## [WHAT IS EXPECTED]
Would you pull out every line of the material that contains the string "Axial"?

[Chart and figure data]
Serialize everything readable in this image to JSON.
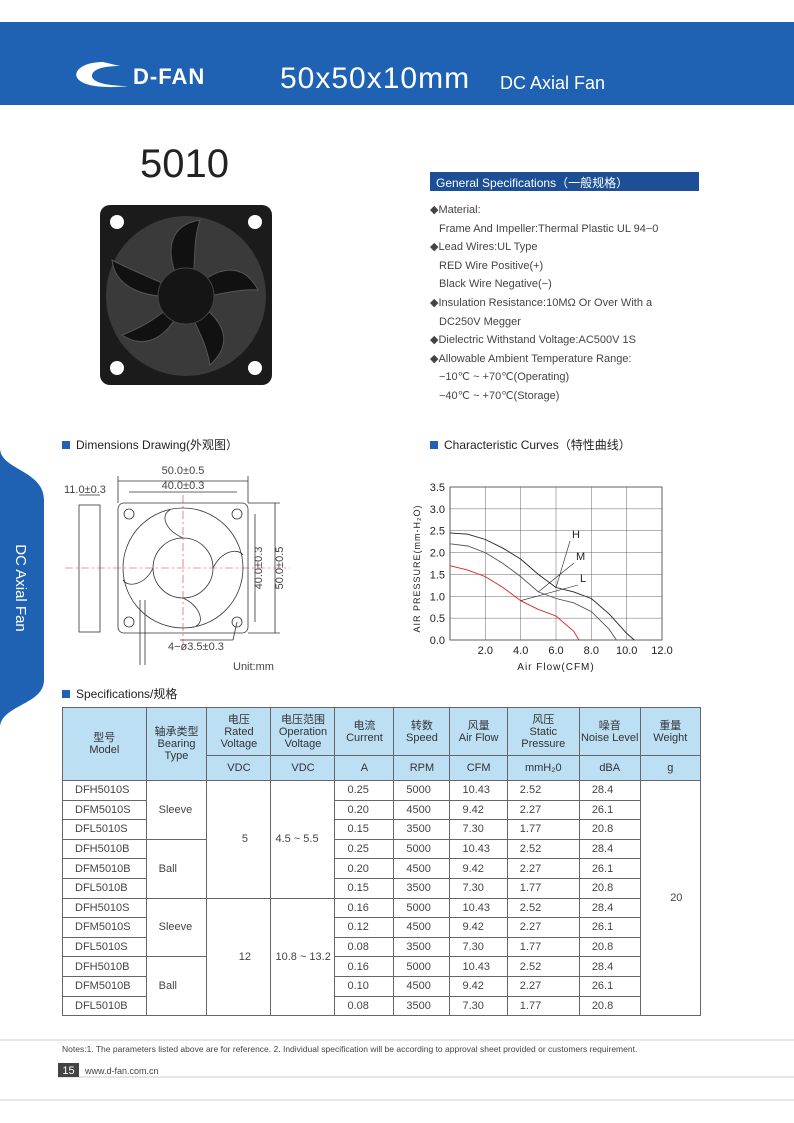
{
  "header": {
    "logo": "D-FAN",
    "title": "50x50x10mm",
    "subtitle": "DC Axial Fan"
  },
  "side_tab": "DC Axial Fan",
  "model": "5010",
  "general_specifications": {
    "heading": "General Specifications（一般规格）",
    "items": [
      {
        "text": "Material:",
        "lines": [
          "Frame And Impeller:Thermal Plastic UL 94−0"
        ]
      },
      {
        "text": "Lead Wires:UL Type",
        "lines": [
          "RED Wire Positive(+)",
          "Black Wire Negative(−)"
        ]
      },
      {
        "text": "Insulation Resistance:10MΩ  Or Over With a",
        "lines": [
          "DC250V Megger"
        ]
      },
      {
        "text": "Dielectric Withstand Voltage:AC500V 1S",
        "lines": []
      },
      {
        "text": "Allowable Ambient Temperature Range:",
        "lines": [
          "−10℃ ~ +70℃(Operating)",
          "−40℃ ~ +70℃(Storage)"
        ]
      }
    ]
  },
  "dimensions": {
    "heading": "Dimensions Drawing(外观图）",
    "labels": {
      "outer_width": "50.0±0.5",
      "hole_spacing_x": "40.0±0.3",
      "thickness": "11.0±0.3",
      "hole_spacing_y": "40.0±0.3",
      "outer_height": "50.0±0.5",
      "holes": "4−ø3.5±0.3",
      "unit": "Unit:mm"
    }
  },
  "characteristic_curves": {
    "heading": "Characteristic Curves（特性曲线）",
    "chart_data": {
      "type": "line",
      "x_label": "Air Flow(CFM)",
      "y_label": "AIR PRESSURE(mm-H₂O)",
      "xlim": [
        0,
        12
      ],
      "ylim": [
        0,
        3.5
      ],
      "xticks": [
        {
          "value": 2,
          "label": "2.0"
        },
        {
          "value": 4,
          "label": "4.0"
        },
        {
          "value": 6,
          "label": "6.0"
        },
        {
          "value": 8,
          "label": "8.0"
        },
        {
          "value": 10,
          "label": "10.0"
        },
        {
          "value": 12,
          "label": "12.0"
        }
      ],
      "yticks": [
        {
          "value": 0,
          "label": "0.0"
        },
        {
          "value": 0.5,
          "label": "0.5"
        },
        {
          "value": 1,
          "label": "1.0"
        },
        {
          "value": 1.5,
          "label": "1.5"
        },
        {
          "value": 2,
          "label": "2.0"
        },
        {
          "value": 2.5,
          "label": "2.5"
        },
        {
          "value": 3,
          "label": "3.0"
        },
        {
          "value": 3.5,
          "label": "3.5"
        }
      ],
      "grid": true,
      "series": [
        {
          "name": "H",
          "color": "#222222",
          "x": [
            0,
            1,
            2,
            3,
            4,
            5,
            6,
            7,
            8,
            9,
            10,
            10.43
          ],
          "values": [
            2.45,
            2.42,
            2.3,
            2.1,
            1.85,
            1.5,
            1.2,
            1.1,
            0.95,
            0.6,
            0.15,
            0
          ]
        },
        {
          "name": "M",
          "color": "#555555",
          "x": [
            0,
            1,
            2,
            3,
            4,
            5,
            6,
            7,
            8,
            9,
            9.42
          ],
          "values": [
            2.2,
            2.15,
            2.0,
            1.75,
            1.45,
            1.1,
            0.95,
            0.85,
            0.65,
            0.25,
            0
          ]
        },
        {
          "name": "L",
          "color": "#e02020",
          "x": [
            0,
            1,
            2,
            3,
            4,
            5,
            6,
            7,
            7.3
          ],
          "values": [
            1.7,
            1.6,
            1.45,
            1.2,
            0.9,
            0.7,
            0.55,
            0.2,
            0
          ]
        }
      ]
    }
  },
  "specifications": {
    "heading": "Specifications/规格",
    "columns": [
      {
        "zh": "型号",
        "en": "Model"
      },
      {
        "zh": "轴承类型",
        "en": "Bearing Type"
      },
      {
        "zh": "电压",
        "en": "Rated Voltage",
        "unit": "VDC"
      },
      {
        "zh": "电压范围",
        "en": "Operation Voltage",
        "unit": "VDC"
      },
      {
        "zh": "电流",
        "en": "Current",
        "unit": "A"
      },
      {
        "zh": "转数",
        "en": "Speed",
        "unit": "RPM"
      },
      {
        "zh": "风量",
        "en": "Air Flow",
        "unit": "CFM"
      },
      {
        "zh": "风压",
        "en": "Static Pressure",
        "unit": "mmH₂0"
      },
      {
        "zh": "噪音",
        "en": "Noise Level",
        "unit": "dBA"
      },
      {
        "zh": "重量",
        "en": "Weight",
        "unit": "g"
      }
    ],
    "groups": [
      {
        "rated": "5",
        "operation": "4.5 ~ 5.5",
        "bearings": [
          {
            "type": "Sleeve",
            "rows": [
              [
                "DFH5010S",
                "0.25",
                "5000",
                "10.43",
                "2.52",
                "28.4"
              ],
              [
                "DFM5010S",
                "0.20",
                "4500",
                "9.42",
                "2.27",
                "26.1"
              ],
              [
                "DFL5010S",
                "0.15",
                "3500",
                "7.30",
                "1.77",
                "20.8"
              ]
            ]
          },
          {
            "type": "Ball",
            "rows": [
              [
                "DFH5010B",
                "0.25",
                "5000",
                "10.43",
                "2.52",
                "28.4"
              ],
              [
                "DFM5010B",
                "0.20",
                "4500",
                "9.42",
                "2.27",
                "26.1"
              ],
              [
                "DFL5010B",
                "0.15",
                "3500",
                "7.30",
                "1.77",
                "20.8"
              ]
            ]
          }
        ]
      },
      {
        "rated": "12",
        "operation": "10.8 ~ 13.2",
        "bearings": [
          {
            "type": "Sleeve",
            "rows": [
              [
                "DFH5010S",
                "0.16",
                "5000",
                "10.43",
                "2.52",
                "28.4"
              ],
              [
                "DFM5010S",
                "0.12",
                "4500",
                "9.42",
                "2.27",
                "26.1"
              ],
              [
                "DFL5010S",
                "0.08",
                "3500",
                "7.30",
                "1.77",
                "20.8"
              ]
            ]
          },
          {
            "type": "Ball",
            "rows": [
              [
                "DFH5010B",
                "0.16",
                "5000",
                "10.43",
                "2.52",
                "28.4"
              ],
              [
                "DFM5010B",
                "0.10",
                "4500",
                "9.42",
                "2.27",
                "26.1"
              ],
              [
                "DFL5010B",
                "0.08",
                "3500",
                "7.30",
                "1.77",
                "20.8"
              ]
            ]
          }
        ]
      }
    ],
    "weight": "20"
  },
  "notes": "Notes:1. The parameters listed above are for reference.   2. Individual specification will be according to approval sheet provided or customers requirement.",
  "footer": {
    "page": "15",
    "url": "www.d-fan.com.cn"
  }
}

## [TASK RESPONSE]
    "subtitle": "DC Axial Fan"
  "side_tab": "DC Axial Fan",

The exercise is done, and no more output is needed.